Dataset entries
○ ○ ○

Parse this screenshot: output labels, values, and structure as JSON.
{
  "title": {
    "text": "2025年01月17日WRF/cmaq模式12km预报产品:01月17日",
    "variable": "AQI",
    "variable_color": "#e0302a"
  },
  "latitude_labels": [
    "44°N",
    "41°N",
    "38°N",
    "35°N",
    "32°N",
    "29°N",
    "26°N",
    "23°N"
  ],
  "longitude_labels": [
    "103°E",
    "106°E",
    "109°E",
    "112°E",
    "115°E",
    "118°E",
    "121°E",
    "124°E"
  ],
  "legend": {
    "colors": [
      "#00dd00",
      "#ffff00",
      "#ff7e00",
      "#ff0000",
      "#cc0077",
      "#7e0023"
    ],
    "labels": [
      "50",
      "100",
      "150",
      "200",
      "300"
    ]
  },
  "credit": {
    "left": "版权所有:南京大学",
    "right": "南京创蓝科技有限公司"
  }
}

○ ○ ○

_REQUIRED TASK:_ Restate the listing in full, word for word.

_SOLVED EXERCISE:_
Parse this screenshot: output labels, values, and structure as JSON.
{
  "title": {
    "text": "2025年01月17日WRF/cmaq模式12km预报产品:01月17日",
    "variable": "AQI",
    "variable_color": "#e0302a"
  },
  "latitude_labels": [
    "44°N",
    "41°N",
    "38°N",
    "35°N",
    "32°N",
    "29°N",
    "26°N",
    "23°N"
  ],
  "longitude_labels": [
    "103°E",
    "106°E",
    "109°E",
    "112°E",
    "115°E",
    "118°E",
    "121°E",
    "124°E"
  ],
  "legend": {
    "colors": [
      "#00dd00",
      "#ffff00",
      "#ff7e00",
      "#ff0000",
      "#cc0077",
      "#7e0023"
    ],
    "labels": [
      "50",
      "100",
      "150",
      "200",
      "300"
    ]
  },
  "credit": {
    "left": "版权所有:南京大学",
    "right": "南京创蓝科技有限公司"
  }
}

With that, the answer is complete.